**WRITTEN REQUEST**
Show each line of the data below that has the string "Bowen" in it.

● ● ● ●

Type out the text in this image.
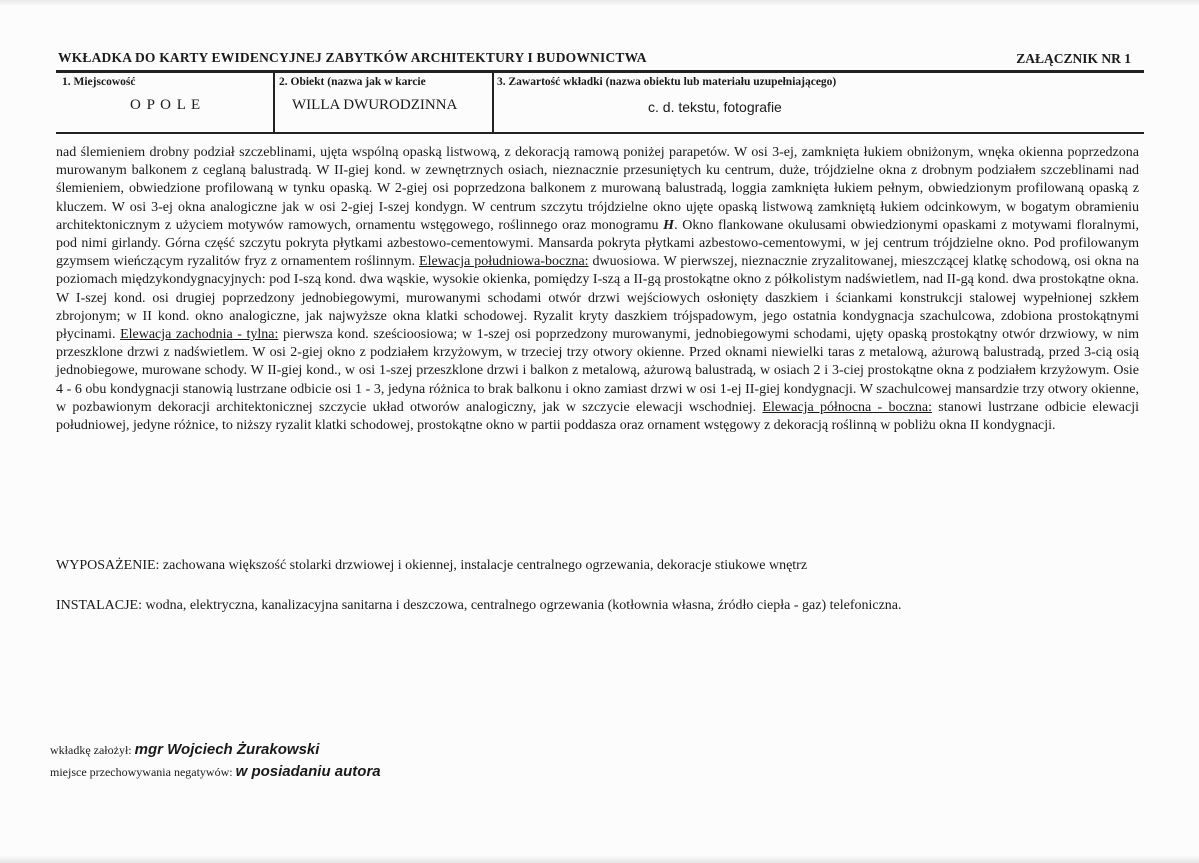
WKŁADKA DO KARTY EWIDENCYJNEJ ZABYTKÓW ARCHITEKTURY I BUDOWNICTWA	ZAŁĄCZNIK NR 1
1. Miejscowość
O P O L E
2. Obiekt (nazwa jak w karcie
WILLA DWURODZINNA
3. Zawartość wkładki (nazwa obiektu lub materiału uzupełniającego)
c. d. tekstu, fotografie
nad ślemieniem drobny podział szczeblinami, ujęta wspólną opaską listwową, z dekoracją ramową poniżej parapetów. W osi 3-ej, zamknięta łukiem obniżonym, wnęka okienna poprzedzona murowanym balkonem z ceglaną balustradą. W II-giej kond. w zewnętrznych osiach, nieznacznie przesuniętych ku centrum, duże, trójdzielne okna z drobnym podziałem szczeblinami nad ślemieniem, obwiedzione profilowaną w tynku opaską. W 2-giej osi poprzedzona balkonem z murowaną balustradą, loggia zamknięta łukiem pełnym, obwiedzionym profilowaną opaską z kluczem. W osi 3-ej okna analogiczne jak w osi 2-giej I-szej kondygn. W centrum szczytu trójdzielne okno ujęte opaską listwową zamkniętą łukiem odcinkowym, w bogatym obramieniu architektonicznym z użyciem motywów ramowych, ornamentu wstęgowego, roślinnego oraz monogramu H. Okno flankowane okulusami obwiedzionymi opaskami z motywami floralnymi, pod nimi girlandy. Górna część szczytu pokryta płytkami azbestowo-cementowymi. Mansarda pokryta płytkami azbestowo-cementowymi, w jej centrum trójdzielne okno. Pod profilowanym gzymsem wieńczącym ryzalitów fryz z ornamentem roślinnym. Elewacja południowa-boczna: dwuosiowa. W pierwszej, nieznacznie zryzalitowanej, mieszczącej klatkę schodową, osi okna na poziomach międzykondygnacyjnych: pod I-szą kond. dwa wąskie, wysokie okienka, pomiędzy I-szą a II-gą prostokątne okno z półkolistym nadświetlem, nad II-gą kond. dwa prostokątne okna. W I-szej kond. osi drugiej poprzedzony jednobiegowymi, murowanymi schodami otwór drzwi wejściowych osłonięty daszkiem i ściankami konstrukcji stalowej wypełnionej szkłem zbrojonym; w II kond. okno analogiczne, jak najwyższe okna klatki schodowej. Ryzalit kryty daszkiem trójspadowym, jego ostatnia kondygnacja szachulcowa, zdobiona prostokątnymi płycinami. Elewacja zachodnia - tylna: pierwsza kond. sześcioosiowa; w 1-szej osi poprzedzony murowanymi, jednobiegowymi schodami, ujęty opaską prostokątny otwór drzwiowy, w nim przeszklone drzwi z nadświetlem. W osi 2-giej okno z podziałem krzyżowym, w trzeciej trzy otwory okienne. Przed oknami niewielki taras z metalową, ażurową balustradą, przed 3-cią osią jednobiegowe, murowane schody. W II-giej kond., w osi 1-szej przeszklone drzwi i balkon z metalową, ażurową balustradą, w osiach 2 i 3-ciej prostokątne okna z podziałem krzyżowym. Osie 4 - 6 obu kondygnacji stanowią lustrzane odbicie osi 1 - 3, jedyna różnica to brak balkonu i okno zamiast drzwi w osi 1-ej II-giej kondygnacji. W szachulcowej mansardzie trzy otwory okienne, w pozbawionym dekoracji architektonicznej szczycie układ otworów analogiczny, jak w szczycie elewacji wschodniej. Elewacja północna - boczna: stanowi lustrzane odbicie elewacji południowej, jedyne różnice, to niższy ryzalit klatki schodowej, prostokątne okno w partii poddasza oraz ornament wstęgowy z dekoracją roślinną w pobliżu okna II kondygnacji.
WYPOSAŻENIE: zachowana większość stolarki drzwiowej i okiennej, instalacje centralnego ogrzewania, dekoracje stiukowe wnętrz
INSTALACJE: wodna, elektryczna, kanalizacyjna sanitarna i deszczowa, centralnego ogrzewania (kotłownia własna, źródło ciepła - gaz) telefoniczna.
wkładkę założył: mgr Wojciech Żurakowski
miejsce przechowywania negatywów: w posiadaniu autora
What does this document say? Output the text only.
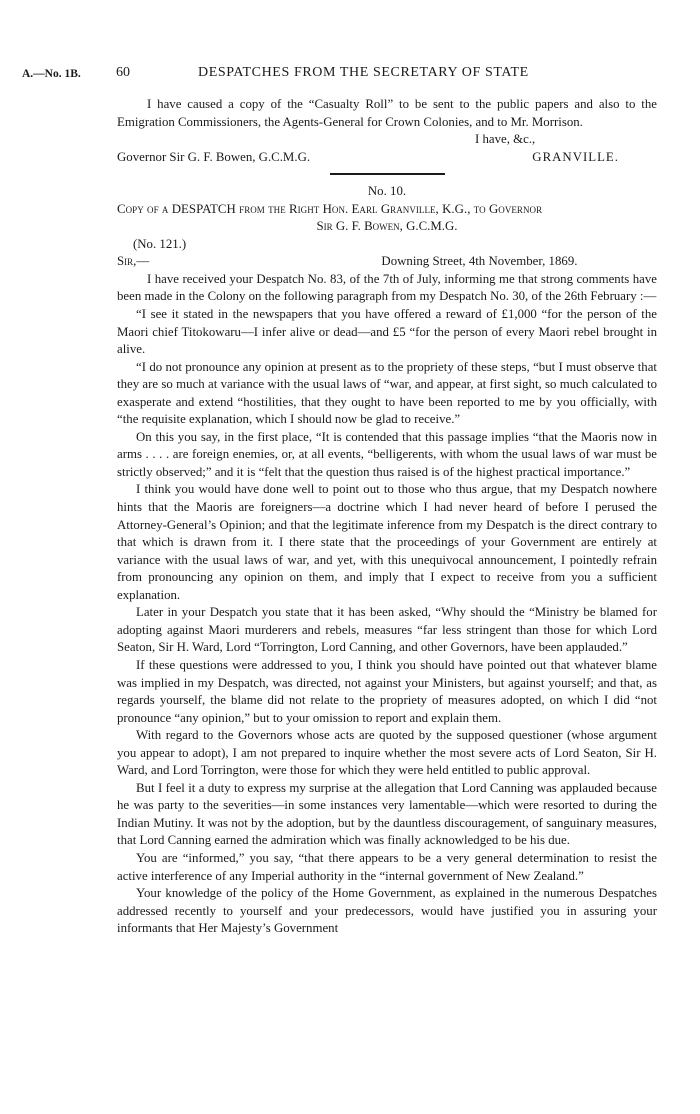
A.—No. 1B.	60	DESPATCHES FROM THE SECRETARY OF STATE

I have caused a copy of the “Casualty Roll” to be sent to the public papers and also to the Emigration Commissioners, the Agents-General for Crown Colonies, and to Mr. Morrison.

I have, &c.,

Governor Sir G. F. Bowen, G.C.M.G.	GRANVILLE.

No. 10.

Copy of a DESPATCH from the Right Hon. Earl Granville, K.G., to Governor

Sir G. F. Bowen, G.C.M.G.

(No. 121.)

Sir,—	Downing Street, 4th November, 1869.

I have received your Despatch No. 83, of the 7th of July, informing me that strong comments have been made in the Colony on the following paragraph from my Despatch No. 30, of the 26th February :—

“I see it stated in the newspapers that you have offered a reward of £1,000 “for the person of the Maori chief Titokowaru—I infer alive or dead—and £5 “for the person of every Maori rebel brought in alive.

“I do not pronounce any opinion at present as to the propriety of these steps, “but I must observe that they are so much at variance with the usual laws of “war, and appear, at first sight, so much calculated to exasperate and extend “hostilities, that they ought to have been reported to me by you officially, with “the requisite explanation, which I should now be glad to receive.”

On this you say, in the first place, “It is contended that this passage implies “that the Maoris now in arms . . . . are foreign enemies, or, at all events, “belligerents, with whom the usual laws of war must be strictly observed;” and it is “felt that the question thus raised is of the highest practical importance.”

I think you would have done well to point out to those who thus argue, that my Despatch nowhere hints that the Maoris are foreigners—a doctrine which I had never heard of before I perused the Attorney-General’s Opinion; and that the legitimate inference from my Despatch is the direct contrary to that which is drawn from it. I there state that the proceedings of your Government are entirely at variance with the usual laws of war, and yet, with this unequivocal announcement, I pointedly refrain from pronouncing any opinion on them, and imply that I expect to receive from you a sufficient explanation.

Later in your Despatch you state that it has been asked, “Why should the “Ministry be blamed for adopting against Maori murderers and rebels, measures “far less stringent than those for which Lord Seaton, Sir H. Ward, Lord “Torrington, Lord Canning, and other Governors, have been applauded.”

If these questions were addressed to you, I think you should have pointed out that whatever blame was implied in my Despatch, was directed, not against your Ministers, but against yourself; and that, as regards yourself, the blame did not relate to the propriety of measures adopted, on which I did “not pronounce “any opinion,” but to your omission to report and explain them.

With regard to the Governors whose acts are quoted by the supposed questioner (whose argument you appear to adopt), I am not prepared to inquire whether the most severe acts of Lord Seaton, Sir H. Ward, and Lord Torrington, were those for which they were held entitled to public approval.

But I feel it a duty to express my surprise at the allegation that Lord Canning was applauded because he was party to the severities—in some instances very lamentable—which were resorted to during the Indian Mutiny. It was not by the adoption, but by the dauntless discouragement, of sanguinary measures, that Lord Canning earned the admiration which was finally acknowledged to be his due.

You are “informed,” you say, “that there appears to be a very general determination to resist the active interference of any Imperial authority in the “internal government of New Zealand.”

Your knowledge of the policy of the Home Government, as explained in the numerous Despatches addressed recently to yourself and your predecessors, would have justified you in assuring your informants that Her Majesty’s Government
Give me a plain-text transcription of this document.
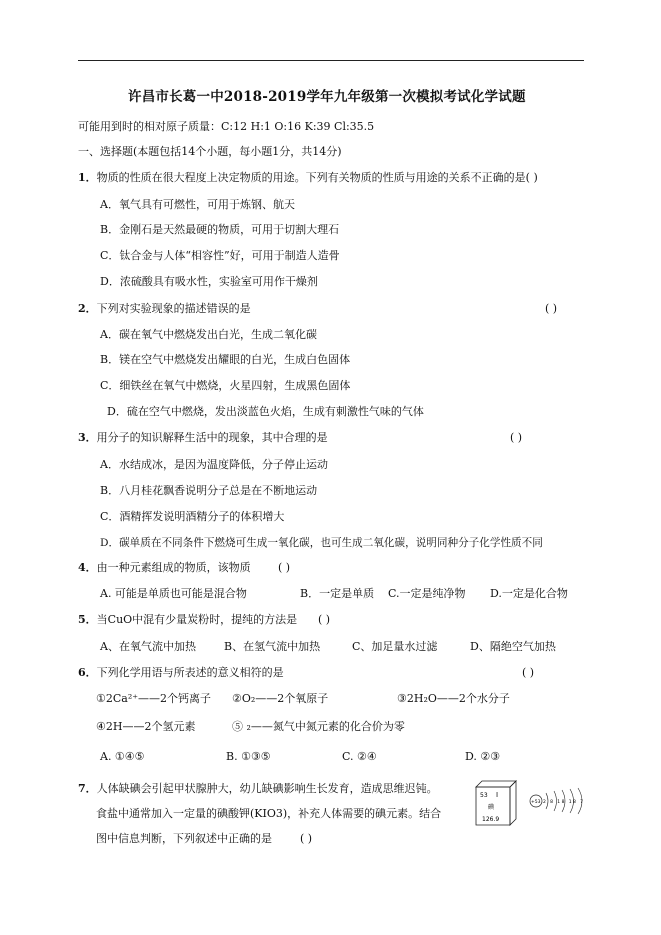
许昌市长葛一中2018-2019学年九年级第一次模拟考试化学试题
可能用到时的相对原子质量：C:12 H:1 O:16 K:39 Cl:35.5
一、选择题(本题包括14个小题，每小题1分，共14分)
1．物质的性质在很大程度上决定物质的用途。下列有关物质的性质与用途的关系不正确的是( )
A．氧气具有可燃性，可用于炼钢、航天
B．金刚石是天然最硬的物质，可用于切割大理石
C．钛合金与人体“相容性”好，可用于制造人造骨
D．浓硫酸具有吸水性，实验室可用作干燥剂
2．下列对实验现象的描述错误的是	( )
A．碳在氧气中燃烧发出白光，生成二氧化碳
B．镁在空气中燃烧发出耀眼的白光，生成白色固体
C．细铁丝在氧气中燃烧，火星四射，生成黑色固体
D．硫在空气中燃烧，发出淡蓝色火焰，生成有刺激性气味的气体
3．用分子的知识解释生活中的现象，其中合理的是	( )
A．水结成冰，是因为温度降低，分子停止运动
B．八月桂花飘香说明分子总是在不断地运动
C．酒精挥发说明酒精分子的体积增大
D．碳单质在不同条件下燃烧可生成一氧化碳，也可生成二氧化碳，说明同种分子化学性质不同
4．由一种元素组成的物质，该物质 ( )
A. 可能是单质也可能是混合物	B．一定是单质 C.一定是纯净物 D.一定是化合物
5．当CuO中混有少量炭粉时，提纯的方法是 ( )
A、在氧气流中加热	B、在氢气流中加热	C、加足量水过滤	D、隔绝空气加热
6．下列化学用语与所表述的意义相符的是	( )
①2Ca²⁺——2个钙离子 ②O₂——2个氧原子	③2H₂O——2个水分子
④2H——2个氢元素	⑤ ₂——氮气中氮元素的化合价为零
A. ①④⑤	B. ①③⑤	C. ②④	D. ②③
7．人体缺碘会引起甲状腺肿大，幼儿缺碘影响生长发育，造成思维迟钝。
食盐中通常加入一定量的碘酸钾(KIO3)，补充人体需要的碘元素。结合
图中信息判断，下列叙述中正确的是	( )
53 I
碘
126.9
+53 2 8 18 18 7
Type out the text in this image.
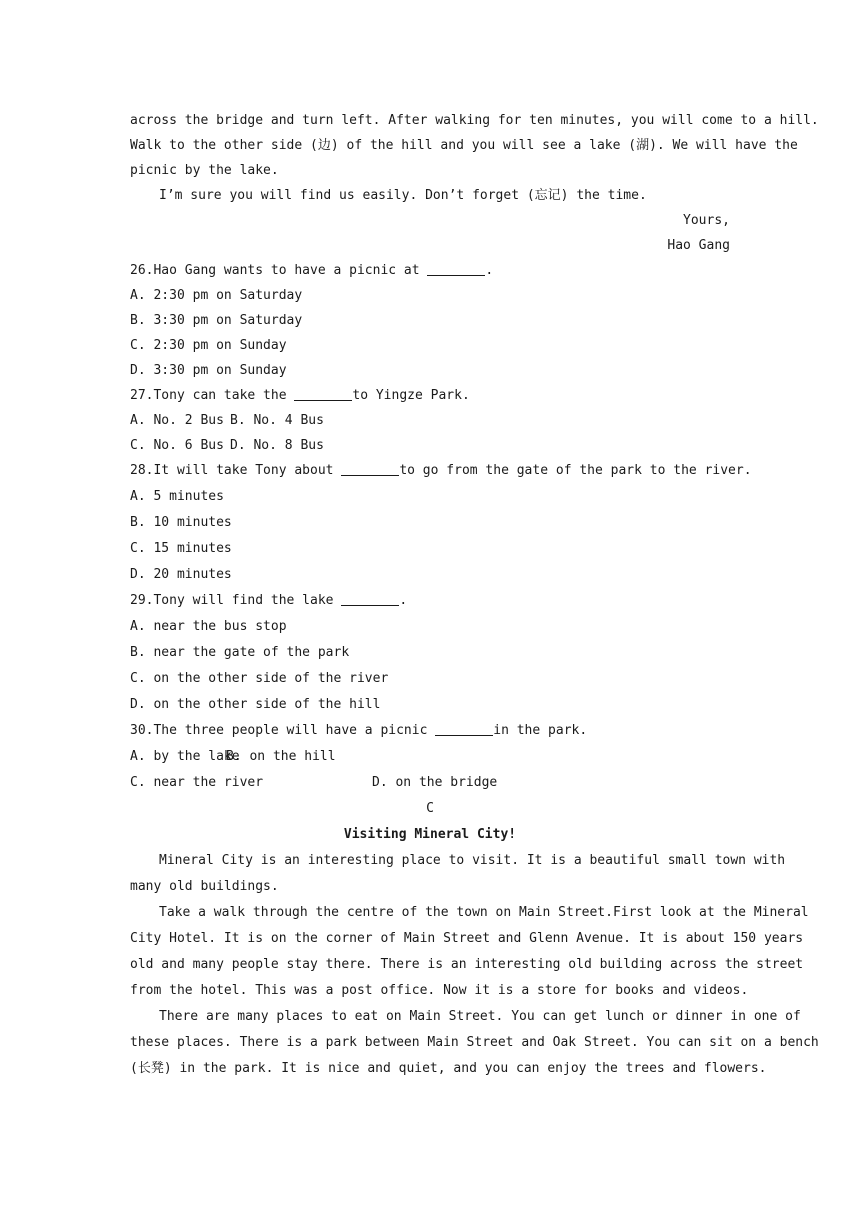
across the bridge and turn left. After walking for ten minutes, you will come to a hill.
Walk to the other side (边) of the hill and you will see a lake (湖). We will have the
picnic by the lake.
I’m sure you will find us easily. Don’t forget (忘记) the time.
Yours,
Hao Gang
26.Hao Gang wants to have a picnic at	.
A. 2:30 pm on Saturday
B. 3:30 pm on Saturday
C. 2:30 pm on Sunday
D. 3:30 pm on Sunday
27.Tony can take the	to Yingze Park.
A. No. 2 Bus B. No. 4 Bus
C. No. 6 Bus D. No. 8 Bus
28.It will take Tony about	to go from the gate of the park to the river.
A. 5 minutes
B. 10 minutes
C. 15 minutes
D. 20 minutes
29.Tony will find the lake	.
A. near the bus stop
B. near the gate of the park
C. on the other side of the river
D. on the other side of the hill
30.The three people will have a picnic	in the park.
A. by the lakeB. on the hill
C. near the river	D. on the bridge
C
Visiting Mineral City!
Mineral City is an interesting place to visit. It is a beautiful small town with
many old buildings.
Take a walk through the centre of the town on Main Street.First look at the Mineral
City Hotel. It is on the corner of Main Street and Glenn Avenue. It is about 150 years
old and many people stay there. There is an interesting old building across the street
from the hotel. This was a post office. Now it is a store for books and videos.
There are many places to eat on Main Street. You can get lunch or dinner in one of
these places. There is a park between Main Street and Oak Street. You can sit on a bench
(长凳) in the park. It is nice and quiet, and you can enjoy the trees and flowers.
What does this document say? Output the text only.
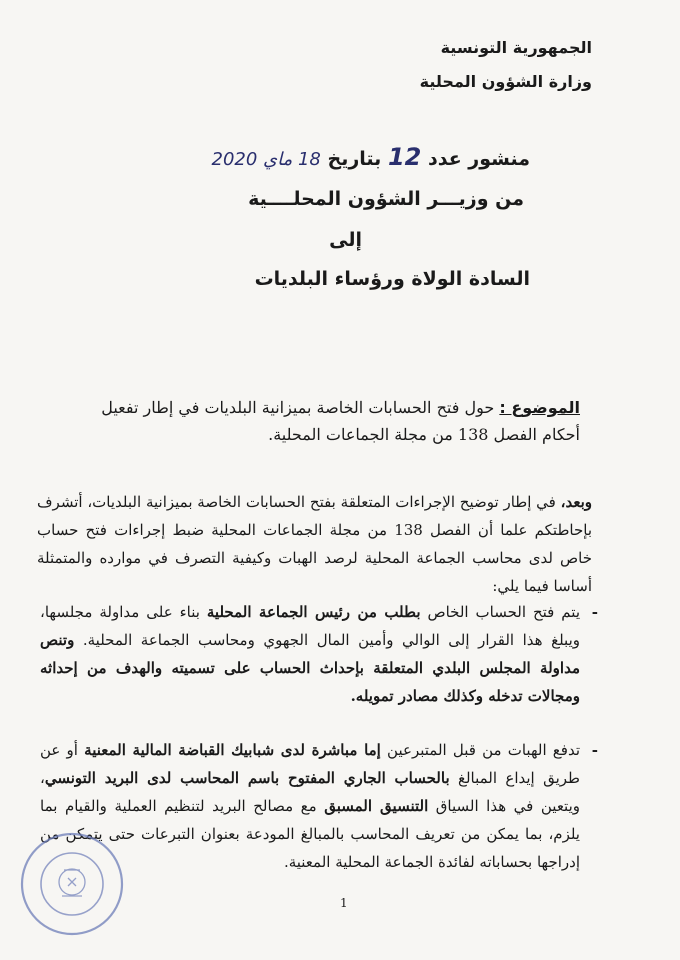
الجمهورية التونسية
وزارة الشؤون المحلية
منشور عدد 12 بتاريخ 18 ماي 2020
من وزيـــر الشؤون المحلــــية
إلى
السادة الولاة ورؤساء البلديات
الموضوع : حول فتح الحسابات الخاصة بميزانية البلديات في إطار تفعيل
أحكام الفصل 138 من مجلة الجماعات المحلية.
وبعد، في إطار توضيح الإجراءات المتعلقة بفتح الحسابات الخاصة بميزانية البلديات، أتشرف بإحاطتكم علما أن الفصل 138 من مجلة الجماعات المحلية ضبط إجراءات فتح حساب خاص لدى محاسب الجماعة المحلية لرصد الهبات وكيفية التصرف في موارده والمتمثلة أساسا فيما يلي:
-
يتم فتح الحساب الخاص بطلب من رئيس الجماعة المحلية بناء على مداولة مجلسها، ويبلغ هذا القرار إلى الوالي وأمين المال الجهوي ومحاسب الجماعة المحلية. وتنص مداولة المجلس البلدي المتعلقة بإحداث الحساب على تسميته والهدف من إحداثه ومجالات تدخله وكذلك مصادر تمويله.
-
تدفع الهبات من قبل المتبرعين إما مباشرة لدى شبابيك القباضة المالية المعنية أو عن طريق إيداع المبالغ بالحساب الجاري المفتوح باسم المحاسب لدى البريد التونسي، ويتعين في هذا السياق التنسيق المسبق مع مصالح البريد لتنظيم العملية والقيام بما يلزم، بما يمكن من تعريف المحاسب بالمبالغ المودعة بعنوان التبرعات حتى يتمكن من إدراجها بحساباته لفائدة الجماعة المحلية المعنية.
1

● ● ● ●

**FINISHED ANSWER**
Governor Sir G. F. Bowen, G.C.M.G.	GRANVILLE.
Sir G. F. Bowen, G.C.M.G.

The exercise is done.